▸ **Aim of the task**:
Tally every line featuring "Kippung", then give that tally alone.

## BEGIN Provided records

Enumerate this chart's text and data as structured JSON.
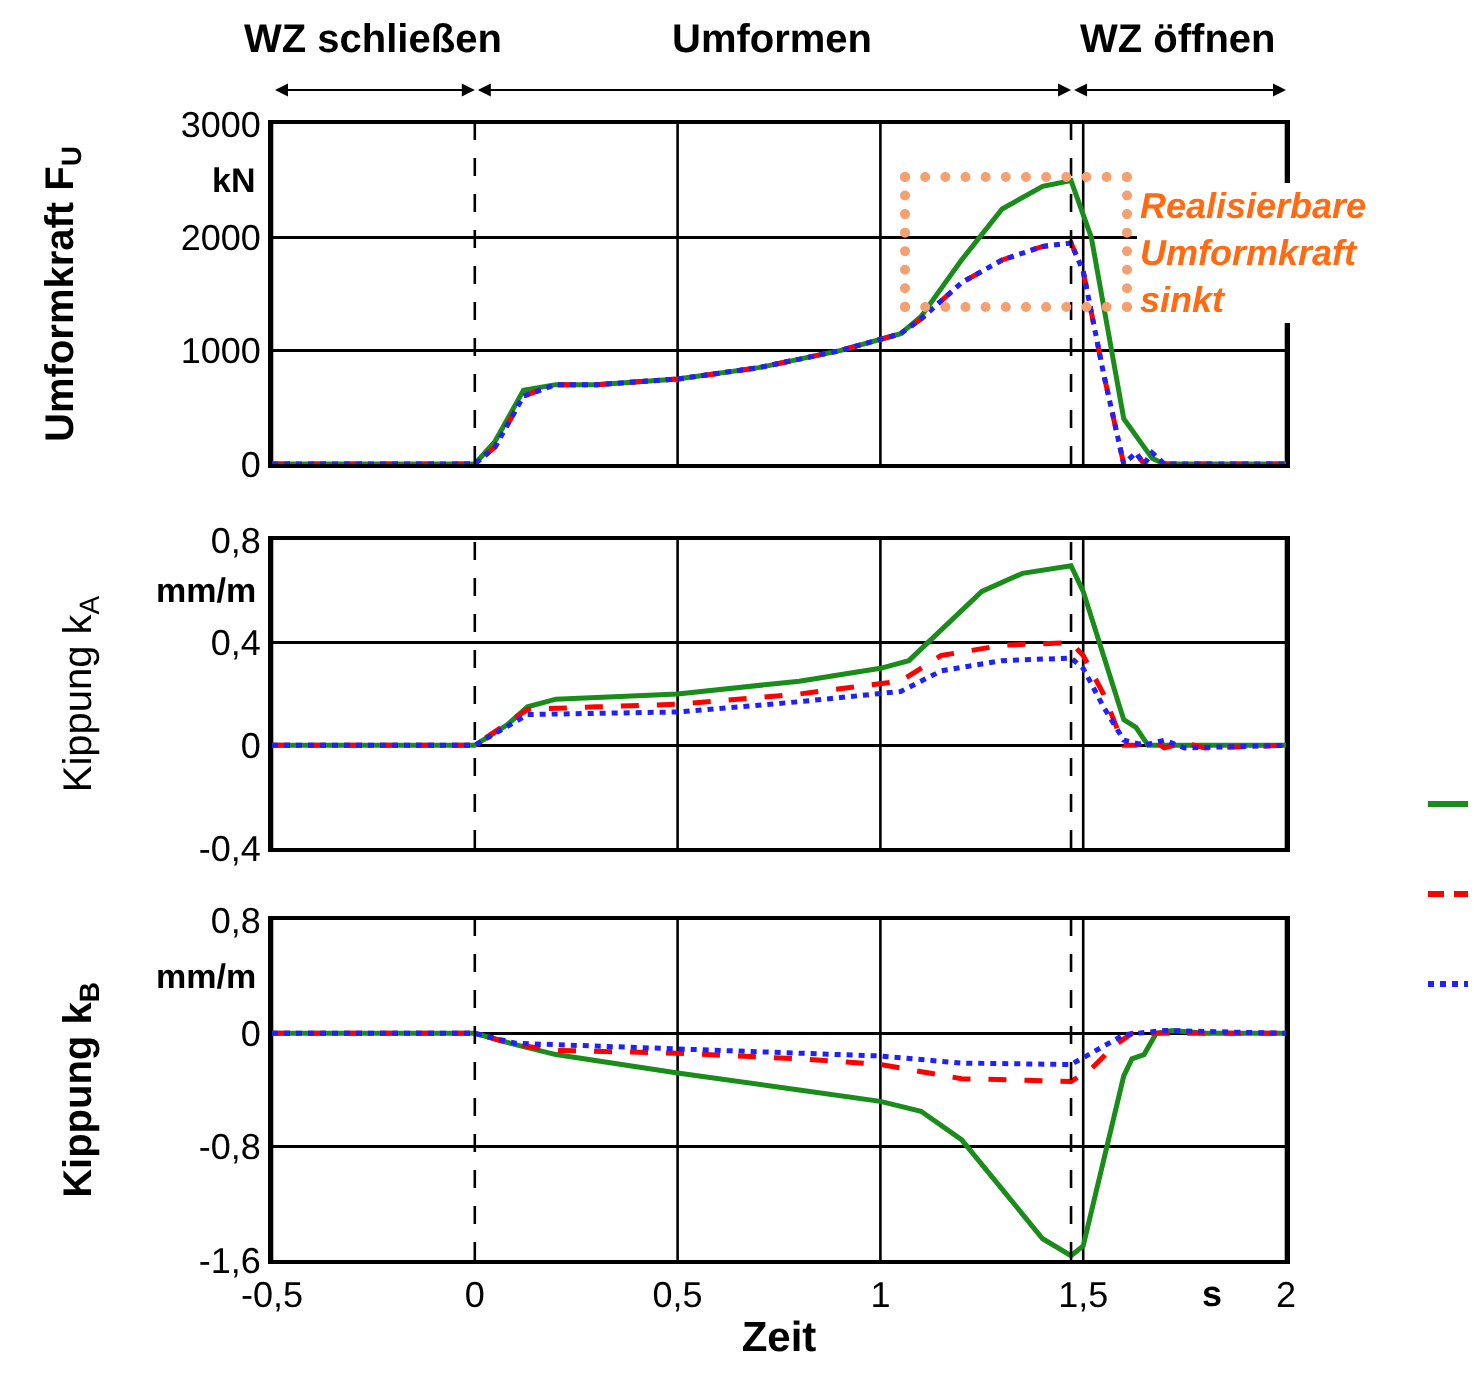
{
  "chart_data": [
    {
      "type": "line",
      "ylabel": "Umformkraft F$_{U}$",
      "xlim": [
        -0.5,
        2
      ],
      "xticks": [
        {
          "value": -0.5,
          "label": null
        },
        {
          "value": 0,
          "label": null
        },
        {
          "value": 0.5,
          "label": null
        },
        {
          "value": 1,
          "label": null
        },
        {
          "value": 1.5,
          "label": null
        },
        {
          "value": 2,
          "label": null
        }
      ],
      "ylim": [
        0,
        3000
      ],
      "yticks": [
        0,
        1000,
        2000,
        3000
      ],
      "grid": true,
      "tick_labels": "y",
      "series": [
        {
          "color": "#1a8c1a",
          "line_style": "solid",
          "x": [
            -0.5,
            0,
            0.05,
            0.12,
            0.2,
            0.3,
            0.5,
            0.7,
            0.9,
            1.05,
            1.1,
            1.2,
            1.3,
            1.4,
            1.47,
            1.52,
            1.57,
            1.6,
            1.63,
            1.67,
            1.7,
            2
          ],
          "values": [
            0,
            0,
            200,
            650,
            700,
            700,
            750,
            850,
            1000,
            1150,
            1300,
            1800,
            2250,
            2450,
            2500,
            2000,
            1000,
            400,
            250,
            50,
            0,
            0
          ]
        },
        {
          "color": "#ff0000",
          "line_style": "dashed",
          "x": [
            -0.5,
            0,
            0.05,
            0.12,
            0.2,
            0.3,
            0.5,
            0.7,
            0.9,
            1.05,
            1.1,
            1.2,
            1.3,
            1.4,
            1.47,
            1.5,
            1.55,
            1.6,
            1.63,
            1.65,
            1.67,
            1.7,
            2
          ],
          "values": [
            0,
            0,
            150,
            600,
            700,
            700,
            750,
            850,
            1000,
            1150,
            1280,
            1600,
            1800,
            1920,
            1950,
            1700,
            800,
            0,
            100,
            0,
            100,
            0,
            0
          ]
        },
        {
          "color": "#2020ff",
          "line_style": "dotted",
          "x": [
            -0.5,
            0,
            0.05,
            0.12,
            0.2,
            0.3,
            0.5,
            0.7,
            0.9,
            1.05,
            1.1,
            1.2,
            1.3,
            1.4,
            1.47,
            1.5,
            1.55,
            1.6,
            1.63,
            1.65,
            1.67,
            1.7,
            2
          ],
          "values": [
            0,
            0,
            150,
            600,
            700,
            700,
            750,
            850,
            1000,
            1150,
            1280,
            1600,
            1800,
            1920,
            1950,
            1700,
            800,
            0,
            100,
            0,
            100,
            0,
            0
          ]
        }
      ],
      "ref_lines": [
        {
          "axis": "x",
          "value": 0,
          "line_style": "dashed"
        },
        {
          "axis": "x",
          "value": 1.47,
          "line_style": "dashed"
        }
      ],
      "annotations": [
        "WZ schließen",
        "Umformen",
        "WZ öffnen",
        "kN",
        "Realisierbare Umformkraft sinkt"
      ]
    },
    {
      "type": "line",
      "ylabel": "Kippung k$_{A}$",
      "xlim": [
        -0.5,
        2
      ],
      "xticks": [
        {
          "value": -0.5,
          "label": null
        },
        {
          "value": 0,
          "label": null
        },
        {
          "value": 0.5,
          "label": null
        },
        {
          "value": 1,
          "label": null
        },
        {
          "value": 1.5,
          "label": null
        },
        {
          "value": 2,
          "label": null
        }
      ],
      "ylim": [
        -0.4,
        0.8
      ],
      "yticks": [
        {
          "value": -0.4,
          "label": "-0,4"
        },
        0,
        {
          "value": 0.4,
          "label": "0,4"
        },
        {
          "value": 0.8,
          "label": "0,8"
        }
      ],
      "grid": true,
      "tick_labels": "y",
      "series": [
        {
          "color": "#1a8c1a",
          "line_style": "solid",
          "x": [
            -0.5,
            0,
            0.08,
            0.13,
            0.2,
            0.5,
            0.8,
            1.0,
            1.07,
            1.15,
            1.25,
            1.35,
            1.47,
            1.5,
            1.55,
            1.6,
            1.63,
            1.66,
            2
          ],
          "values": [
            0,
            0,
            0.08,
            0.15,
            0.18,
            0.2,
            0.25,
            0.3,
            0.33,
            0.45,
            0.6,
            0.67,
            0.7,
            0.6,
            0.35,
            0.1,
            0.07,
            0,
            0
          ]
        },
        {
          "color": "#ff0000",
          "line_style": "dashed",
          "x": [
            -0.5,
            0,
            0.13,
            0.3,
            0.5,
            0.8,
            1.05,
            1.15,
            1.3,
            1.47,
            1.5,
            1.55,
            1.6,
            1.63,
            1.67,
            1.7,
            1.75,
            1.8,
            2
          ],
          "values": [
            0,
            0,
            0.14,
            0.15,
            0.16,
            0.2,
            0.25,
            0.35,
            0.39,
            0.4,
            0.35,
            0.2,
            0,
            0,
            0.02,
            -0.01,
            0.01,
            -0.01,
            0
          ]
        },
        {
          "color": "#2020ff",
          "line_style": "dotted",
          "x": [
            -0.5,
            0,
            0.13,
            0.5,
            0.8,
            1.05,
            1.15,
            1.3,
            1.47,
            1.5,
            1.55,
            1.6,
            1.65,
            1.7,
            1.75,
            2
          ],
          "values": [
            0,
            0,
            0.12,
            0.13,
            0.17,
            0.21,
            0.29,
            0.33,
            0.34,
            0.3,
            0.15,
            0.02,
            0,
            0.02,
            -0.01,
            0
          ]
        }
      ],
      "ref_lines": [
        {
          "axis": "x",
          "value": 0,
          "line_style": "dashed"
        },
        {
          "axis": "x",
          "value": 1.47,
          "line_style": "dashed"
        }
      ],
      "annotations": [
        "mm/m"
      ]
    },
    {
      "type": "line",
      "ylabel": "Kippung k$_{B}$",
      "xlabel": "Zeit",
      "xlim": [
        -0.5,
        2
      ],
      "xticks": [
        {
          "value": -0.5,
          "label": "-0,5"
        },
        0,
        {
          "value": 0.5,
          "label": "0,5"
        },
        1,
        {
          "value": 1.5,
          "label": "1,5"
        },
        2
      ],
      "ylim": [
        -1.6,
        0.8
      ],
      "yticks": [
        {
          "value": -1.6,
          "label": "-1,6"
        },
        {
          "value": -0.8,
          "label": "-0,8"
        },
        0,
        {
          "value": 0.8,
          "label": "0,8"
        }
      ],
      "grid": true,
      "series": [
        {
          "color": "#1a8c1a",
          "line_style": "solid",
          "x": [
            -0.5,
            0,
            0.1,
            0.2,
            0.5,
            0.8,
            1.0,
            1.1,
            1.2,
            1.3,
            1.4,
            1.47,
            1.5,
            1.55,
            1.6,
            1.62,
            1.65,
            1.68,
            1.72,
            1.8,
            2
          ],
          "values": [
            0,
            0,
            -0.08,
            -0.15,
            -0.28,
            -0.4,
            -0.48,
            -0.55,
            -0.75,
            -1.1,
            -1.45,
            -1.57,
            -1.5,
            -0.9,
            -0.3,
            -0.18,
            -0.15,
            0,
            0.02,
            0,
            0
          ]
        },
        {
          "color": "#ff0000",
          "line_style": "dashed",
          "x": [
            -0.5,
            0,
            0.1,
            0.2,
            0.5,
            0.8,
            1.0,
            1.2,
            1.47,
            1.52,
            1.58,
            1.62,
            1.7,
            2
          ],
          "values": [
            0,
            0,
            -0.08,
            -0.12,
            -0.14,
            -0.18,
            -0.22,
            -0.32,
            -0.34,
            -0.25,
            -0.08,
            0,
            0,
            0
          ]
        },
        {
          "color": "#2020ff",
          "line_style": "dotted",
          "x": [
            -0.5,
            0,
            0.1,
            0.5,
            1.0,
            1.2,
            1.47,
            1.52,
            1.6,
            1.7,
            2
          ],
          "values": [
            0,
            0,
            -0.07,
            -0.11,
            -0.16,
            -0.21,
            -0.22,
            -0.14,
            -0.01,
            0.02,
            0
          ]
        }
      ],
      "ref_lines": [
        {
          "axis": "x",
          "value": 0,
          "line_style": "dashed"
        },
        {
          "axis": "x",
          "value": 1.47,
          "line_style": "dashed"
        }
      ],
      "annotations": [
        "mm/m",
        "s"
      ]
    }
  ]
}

## END Provided records

▸ **Result for this task**:
2